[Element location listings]
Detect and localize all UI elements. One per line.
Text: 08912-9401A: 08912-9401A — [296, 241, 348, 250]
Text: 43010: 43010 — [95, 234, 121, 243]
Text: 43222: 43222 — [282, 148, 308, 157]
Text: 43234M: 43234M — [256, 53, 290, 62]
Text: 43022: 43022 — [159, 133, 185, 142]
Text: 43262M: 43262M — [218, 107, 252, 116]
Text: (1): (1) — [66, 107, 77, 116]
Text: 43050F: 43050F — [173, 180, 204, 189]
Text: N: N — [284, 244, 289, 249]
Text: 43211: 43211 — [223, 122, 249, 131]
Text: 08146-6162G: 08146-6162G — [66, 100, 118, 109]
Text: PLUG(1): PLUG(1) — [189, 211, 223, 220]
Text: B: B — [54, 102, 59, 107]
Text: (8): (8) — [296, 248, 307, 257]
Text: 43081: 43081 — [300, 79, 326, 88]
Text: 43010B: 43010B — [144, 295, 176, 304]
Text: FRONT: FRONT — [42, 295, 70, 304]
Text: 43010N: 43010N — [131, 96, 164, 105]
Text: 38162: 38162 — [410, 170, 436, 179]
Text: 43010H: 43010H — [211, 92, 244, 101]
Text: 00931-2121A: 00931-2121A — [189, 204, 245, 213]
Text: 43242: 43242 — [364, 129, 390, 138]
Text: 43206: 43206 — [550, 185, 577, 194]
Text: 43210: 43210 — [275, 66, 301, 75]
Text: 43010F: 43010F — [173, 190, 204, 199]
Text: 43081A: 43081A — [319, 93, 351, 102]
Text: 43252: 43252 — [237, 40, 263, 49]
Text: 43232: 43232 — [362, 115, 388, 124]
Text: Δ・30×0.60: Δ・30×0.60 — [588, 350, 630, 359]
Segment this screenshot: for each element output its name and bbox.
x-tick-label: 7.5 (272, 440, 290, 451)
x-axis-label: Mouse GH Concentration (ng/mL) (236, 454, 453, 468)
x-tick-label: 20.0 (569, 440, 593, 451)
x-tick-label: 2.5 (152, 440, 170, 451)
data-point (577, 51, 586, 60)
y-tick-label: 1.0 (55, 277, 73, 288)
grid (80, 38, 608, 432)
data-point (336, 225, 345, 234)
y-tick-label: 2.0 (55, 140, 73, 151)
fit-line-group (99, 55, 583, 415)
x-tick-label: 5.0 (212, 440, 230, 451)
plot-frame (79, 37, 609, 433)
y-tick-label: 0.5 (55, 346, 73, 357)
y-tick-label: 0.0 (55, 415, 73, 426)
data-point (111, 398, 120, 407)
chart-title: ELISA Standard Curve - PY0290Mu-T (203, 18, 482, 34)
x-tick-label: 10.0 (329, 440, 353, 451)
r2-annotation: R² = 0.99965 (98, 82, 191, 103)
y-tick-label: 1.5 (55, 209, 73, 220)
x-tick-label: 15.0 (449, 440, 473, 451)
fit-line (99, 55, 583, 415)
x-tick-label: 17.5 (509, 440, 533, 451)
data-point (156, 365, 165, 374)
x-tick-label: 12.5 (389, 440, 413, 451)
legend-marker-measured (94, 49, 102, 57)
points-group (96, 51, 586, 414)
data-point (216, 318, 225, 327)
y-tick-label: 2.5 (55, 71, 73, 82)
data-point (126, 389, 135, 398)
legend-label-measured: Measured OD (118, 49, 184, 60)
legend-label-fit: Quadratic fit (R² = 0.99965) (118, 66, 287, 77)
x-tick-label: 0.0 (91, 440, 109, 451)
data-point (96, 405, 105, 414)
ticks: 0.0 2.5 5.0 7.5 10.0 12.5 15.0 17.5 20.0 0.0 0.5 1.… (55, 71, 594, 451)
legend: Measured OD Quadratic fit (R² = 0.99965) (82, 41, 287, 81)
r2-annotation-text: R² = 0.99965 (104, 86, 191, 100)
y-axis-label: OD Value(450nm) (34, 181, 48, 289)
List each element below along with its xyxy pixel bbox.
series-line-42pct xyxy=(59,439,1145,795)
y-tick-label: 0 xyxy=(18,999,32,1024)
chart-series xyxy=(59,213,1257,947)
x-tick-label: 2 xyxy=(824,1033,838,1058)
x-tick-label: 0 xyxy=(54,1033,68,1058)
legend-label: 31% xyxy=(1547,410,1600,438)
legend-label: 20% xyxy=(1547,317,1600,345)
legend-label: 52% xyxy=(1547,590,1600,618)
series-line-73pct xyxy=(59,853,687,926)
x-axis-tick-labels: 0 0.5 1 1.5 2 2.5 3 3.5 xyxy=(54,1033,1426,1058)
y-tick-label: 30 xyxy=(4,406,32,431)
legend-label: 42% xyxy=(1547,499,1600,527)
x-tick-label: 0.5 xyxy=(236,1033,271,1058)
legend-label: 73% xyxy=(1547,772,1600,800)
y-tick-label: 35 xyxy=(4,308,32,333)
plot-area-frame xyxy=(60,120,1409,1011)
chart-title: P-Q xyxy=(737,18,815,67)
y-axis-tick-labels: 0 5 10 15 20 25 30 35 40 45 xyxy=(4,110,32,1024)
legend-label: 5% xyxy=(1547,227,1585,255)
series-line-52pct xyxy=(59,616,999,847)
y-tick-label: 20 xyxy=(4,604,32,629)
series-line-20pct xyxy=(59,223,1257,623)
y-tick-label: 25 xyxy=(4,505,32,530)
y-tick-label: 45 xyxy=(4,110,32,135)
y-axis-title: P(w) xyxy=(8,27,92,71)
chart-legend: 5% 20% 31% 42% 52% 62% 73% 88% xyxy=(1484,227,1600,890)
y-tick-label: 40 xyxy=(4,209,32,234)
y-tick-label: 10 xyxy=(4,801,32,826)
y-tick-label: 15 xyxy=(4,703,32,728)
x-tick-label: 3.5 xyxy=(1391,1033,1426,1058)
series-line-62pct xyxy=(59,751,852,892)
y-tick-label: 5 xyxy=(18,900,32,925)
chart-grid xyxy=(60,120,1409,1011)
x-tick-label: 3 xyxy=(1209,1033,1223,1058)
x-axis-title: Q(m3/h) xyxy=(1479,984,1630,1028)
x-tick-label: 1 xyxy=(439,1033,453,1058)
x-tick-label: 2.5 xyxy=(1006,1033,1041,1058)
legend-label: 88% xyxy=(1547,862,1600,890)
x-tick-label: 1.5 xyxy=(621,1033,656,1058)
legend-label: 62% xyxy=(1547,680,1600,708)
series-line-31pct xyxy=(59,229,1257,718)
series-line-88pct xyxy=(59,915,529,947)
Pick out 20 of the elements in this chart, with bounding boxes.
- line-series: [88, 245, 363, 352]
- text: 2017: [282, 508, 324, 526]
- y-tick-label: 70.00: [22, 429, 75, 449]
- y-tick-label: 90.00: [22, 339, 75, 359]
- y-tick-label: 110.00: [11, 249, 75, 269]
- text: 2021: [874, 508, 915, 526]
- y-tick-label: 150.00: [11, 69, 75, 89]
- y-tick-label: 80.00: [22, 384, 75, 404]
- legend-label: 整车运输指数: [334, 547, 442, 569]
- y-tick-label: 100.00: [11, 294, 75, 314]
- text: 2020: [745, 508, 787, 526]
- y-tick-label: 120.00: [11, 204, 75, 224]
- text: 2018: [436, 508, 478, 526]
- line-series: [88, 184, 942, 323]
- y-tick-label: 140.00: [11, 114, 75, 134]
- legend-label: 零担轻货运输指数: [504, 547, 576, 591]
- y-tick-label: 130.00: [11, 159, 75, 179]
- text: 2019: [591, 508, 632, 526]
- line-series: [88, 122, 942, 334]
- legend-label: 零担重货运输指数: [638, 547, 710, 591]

▸ GIVEN REQUEST
Swap "y-tick-label" for "y-axis-tick" throughout every listing, and give the lines again with nothing else altered.

▸ FINISHED TASK
Detect and localize all UI elements. One per line.
Text: 08912-9401A: 08912-9401A — [296, 241, 348, 250]
Text: 43010: 43010 — [95, 234, 121, 243]
Text: 43222: 43222 — [282, 148, 308, 157]
Text: 43234M: 43234M — [256, 53, 290, 62]
Text: 43022: 43022 — [159, 133, 185, 142]
Text: 43262M: 43262M — [218, 107, 252, 116]
Text: (1): (1) — [66, 107, 77, 116]
Text: 43050F: 43050F — [173, 180, 204, 189]
Text: N: N — [284, 244, 289, 249]
Text: 43211: 43211 — [223, 122, 249, 131]
Text: 08146-6162G: 08146-6162G — [66, 100, 118, 109]
Text: PLUG(1): PLUG(1) — [189, 211, 223, 220]
Text: B: B — [54, 102, 59, 107]
Text: (8): (8) — [296, 248, 307, 257]
Text: 43081: 43081 — [300, 79, 326, 88]
Text: 43010B: 43010B — [144, 295, 176, 304]
Text: FRONT: FRONT — [42, 295, 70, 304]
Text: 43010N: 43010N — [131, 96, 164, 105]
Text: 38162: 38162 — [410, 170, 436, 179]
Text: 43010H: 43010H — [211, 92, 244, 101]
Text: 00931-2121A: 00931-2121A — [189, 204, 245, 213]
Text: 43242: 43242 — [364, 129, 390, 138]
Text: 43206: 43206 — [550, 185, 577, 194]
Text: 43210: 43210 — [275, 66, 301, 75]
Text: 43010F: 43010F — [173, 190, 204, 199]
Text: 43081A: 43081A — [319, 93, 351, 102]
Text: 43252: 43252 — [237, 40, 263, 49]
Text: 43232: 43232 — [362, 115, 388, 124]
Text: Δ・30×0.60: Δ・30×0.60 — [588, 350, 630, 359]
Segment this screenshot: for each element output its name and bbox.
x-tick-label: 7.5 (272, 440, 290, 451)
x-axis-label: Mouse GH Concentration (ng/mL) (236, 454, 453, 468)
x-tick-label: 20.0 (569, 440, 593, 451)
x-tick-label: 2.5 (152, 440, 170, 451)
data-point (577, 51, 586, 60)
y-axis-tick: 1.0 (55, 277, 73, 288)
grid (80, 38, 608, 432)
data-point (336, 225, 345, 234)
y-axis-tick: 2.0 (55, 140, 73, 151)
fit-line-group (99, 55, 583, 415)
x-tick-label: 5.0 (212, 440, 230, 451)
plot-frame (79, 37, 609, 433)
y-axis-tick: 0.5 (55, 346, 73, 357)
y-axis-tick: 0.0 (55, 415, 73, 426)
data-point (111, 398, 120, 407)
chart-title: ELISA Standard Curve - PY0290Mu-T (203, 18, 482, 34)
x-tick-label: 10.0 (329, 440, 353, 451)
r2-annotation: R² = 0.99965 (98, 82, 191, 103)
y-axis-tick: 1.5 (55, 209, 73, 220)
x-tick-label: 15.0 (449, 440, 473, 451)
fit-line (99, 55, 583, 415)
x-tick-label: 17.5 (509, 440, 533, 451)
data-point (156, 365, 165, 374)
x-tick-label: 12.5 (389, 440, 413, 451)
legend-marker-measured (94, 49, 102, 57)
points-group (96, 51, 586, 414)
data-point (216, 318, 225, 327)
y-axis-tick: 2.5 (55, 71, 73, 82)
data-point (126, 389, 135, 398)
legend-label-measured: Measured OD (118, 49, 184, 60)
legend-label-fit: Quadratic fit (R² = 0.99965) (118, 66, 287, 77)
x-tick-label: 0.0 (91, 440, 109, 451)
data-point (96, 405, 105, 414)
ticks: 0.0 2.5 5.0 7.5 10.0 12.5 15.0 17.5 20.0 0.0 0.5 1.… (55, 71, 594, 451)
legend: Measured OD Quadratic fit (R² = 0.99965) (82, 41, 287, 81)
r2-annotation-text: R² = 0.99965 (104, 86, 191, 100)
y-axis-label: OD Value(450nm) (34, 181, 48, 289)
List each element below along with its xyxy pixel bbox.
series-line-42pct xyxy=(59,439,1145,795)
y-axis-tick: 0 xyxy=(18,999,32,1024)
chart-series xyxy=(59,213,1257,947)
x-tick-label: 2 xyxy=(824,1033,838,1058)
x-tick-label: 0 xyxy=(54,1033,68,1058)
legend-label: 31% xyxy=(1547,410,1600,438)
legend-label: 20% xyxy=(1547,317,1600,345)
legend-label: 52% xyxy=(1547,590,1600,618)
series-line-73pct xyxy=(59,853,687,926)
x-axis-tick-labels: 0 0.5 1 1.5 2 2.5 3 3.5 xyxy=(54,1033,1426,1058)
y-axis-tick: 30 xyxy=(4,406,32,431)
legend-label: 42% xyxy=(1547,499,1600,527)
x-tick-label: 0.5 xyxy=(236,1033,271,1058)
legend-label: 73% xyxy=(1547,772,1600,800)
y-axis-tick: 35 xyxy=(4,308,32,333)
plot-area-frame xyxy=(60,120,1409,1011)
chart-title: P-Q xyxy=(737,18,815,67)
y-axis-tick-labels: 0 5 10 15 20 25 30 35 40 45 xyxy=(4,110,32,1024)
legend-label: 5% xyxy=(1547,227,1585,255)
series-line-52pct xyxy=(59,616,999,847)
y-axis-tick: 20 xyxy=(4,604,32,629)
series-line-20pct xyxy=(59,223,1257,623)
y-axis-tick: 25 xyxy=(4,505,32,530)
y-axis-tick: 45 xyxy=(4,110,32,135)
y-axis-title: P(w) xyxy=(8,27,92,71)
chart-legend: 5% 20% 31% 42% 52% 62% 73% 88% xyxy=(1484,227,1600,890)
y-axis-tick: 40 xyxy=(4,209,32,234)
y-axis-tick: 10 xyxy=(4,801,32,826)
y-axis-tick: 15 xyxy=(4,703,32,728)
x-tick-label: 3.5 xyxy=(1391,1033,1426,1058)
series-line-62pct xyxy=(59,751,852,892)
y-axis-tick: 5 xyxy=(18,900,32,925)
chart-grid xyxy=(60,120,1409,1011)
x-tick-label: 3 xyxy=(1209,1033,1223,1058)
x-axis-title: Q(m3/h) xyxy=(1479,984,1630,1028)
x-tick-label: 1 xyxy=(439,1033,453,1058)
x-tick-label: 2.5 xyxy=(1006,1033,1041,1058)
legend-label: 88% xyxy=(1547,862,1600,890)
x-tick-label: 1.5 xyxy=(621,1033,656,1058)
legend-label: 62% xyxy=(1547,680,1600,708)
series-line-31pct xyxy=(59,229,1257,718)
series-line-88pct xyxy=(59,915,529,947)
Pick out 20 of the elements in this chart, with bounding boxes.
- line-series: [88, 245, 363, 352]
- text: 2017: [282, 508, 324, 526]
- y-axis-tick: 70.00: [22, 429, 75, 449]
- y-axis-tick: 90.00: [22, 339, 75, 359]
- y-axis-tick: 110.00: [11, 249, 75, 269]
- text: 2021: [874, 508, 915, 526]
- y-axis-tick: 150.00: [11, 69, 75, 89]
- y-axis-tick: 80.00: [22, 384, 75, 404]
- legend-label: 整车运输指数: [334, 547, 442, 569]
- y-axis-tick: 100.00: [11, 294, 75, 314]
- text: 2020: [745, 508, 787, 526]
- y-axis-tick: 120.00: [11, 204, 75, 224]
- text: 2018: [436, 508, 478, 526]
- line-series: [88, 184, 942, 323]
- y-axis-tick: 140.00: [11, 114, 75, 134]
- legend-label: 零担轻货运输指数: [504, 547, 576, 591]
- y-axis-tick: 130.00: [11, 159, 75, 179]
- text: 2019: [591, 508, 632, 526]
- line-series: [88, 122, 942, 334]
- legend-label: 零担重货运输指数: [638, 547, 710, 591]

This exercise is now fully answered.